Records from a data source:
◆ ◆ ◆

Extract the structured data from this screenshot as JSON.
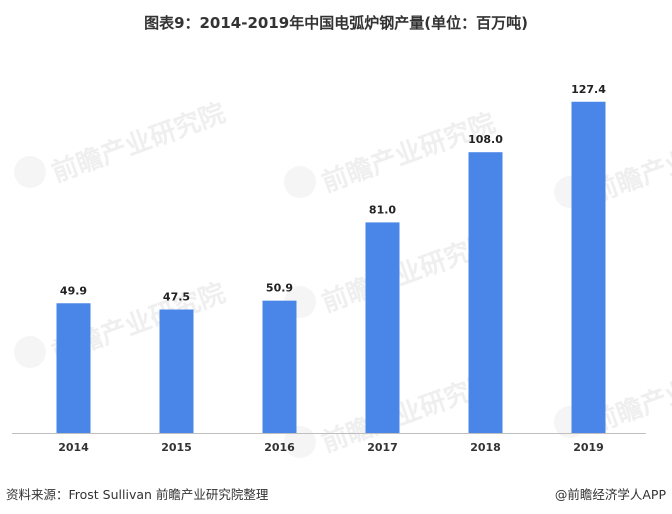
{
  "title": "图表9：2014-2019年中国电弧炉钢产量(单位：百万吨)",
  "colors": {
    "bar": "#4a86e8",
    "axis": "#bfbfbf"
  },
  "chart_data": {
    "type": "bar",
    "title": "图表9：2014-2019年中国电弧炉钢产量(单位：百万吨)",
    "categories": [
      "2014",
      "2015",
      "2016",
      "2017",
      "2018",
      "2019"
    ],
    "values": [
      49.9,
      47.5,
      50.9,
      81.0,
      108.0,
      127.4
    ],
    "value_labels": [
      "49.9",
      "47.5",
      "50.9",
      "81.0",
      "108.0",
      "127.4"
    ],
    "ylim": [
      0,
      135
    ],
    "grid": false,
    "legend": "none"
  },
  "watermark": {
    "text": "前瞻产业研究院"
  },
  "footer": {
    "source": "资料来源：Frost Sullivan  前瞻产业研究院整理",
    "brand": "@前瞻经济学人APP"
  }
}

◆ ◆ ◆

Written problem: Reproduce the whole listing exactly, but not the images in it.

Solution for this task:
Extract the structured data from this screenshot as JSON.
{
  "title": "图表9：2014-2019年中国电弧炉钢产量(单位：百万吨)",
  "colors": {
    "bar": "#4a86e8",
    "axis": "#bfbfbf"
  },
  "chart_data": {
    "type": "bar",
    "title": "图表9：2014-2019年中国电弧炉钢产量(单位：百万吨)",
    "categories": [
      "2014",
      "2015",
      "2016",
      "2017",
      "2018",
      "2019"
    ],
    "values": [
      49.9,
      47.5,
      50.9,
      81.0,
      108.0,
      127.4
    ],
    "value_labels": [
      "49.9",
      "47.5",
      "50.9",
      "81.0",
      "108.0",
      "127.4"
    ],
    "ylim": [
      0,
      135
    ],
    "grid": false,
    "legend": "none"
  },
  "watermark": {
    "text": "前瞻产业研究院"
  },
  "footer": {
    "source": "资料来源：Frost Sullivan  前瞻产业研究院整理",
    "brand": "@前瞻经济学人APP"
  }
}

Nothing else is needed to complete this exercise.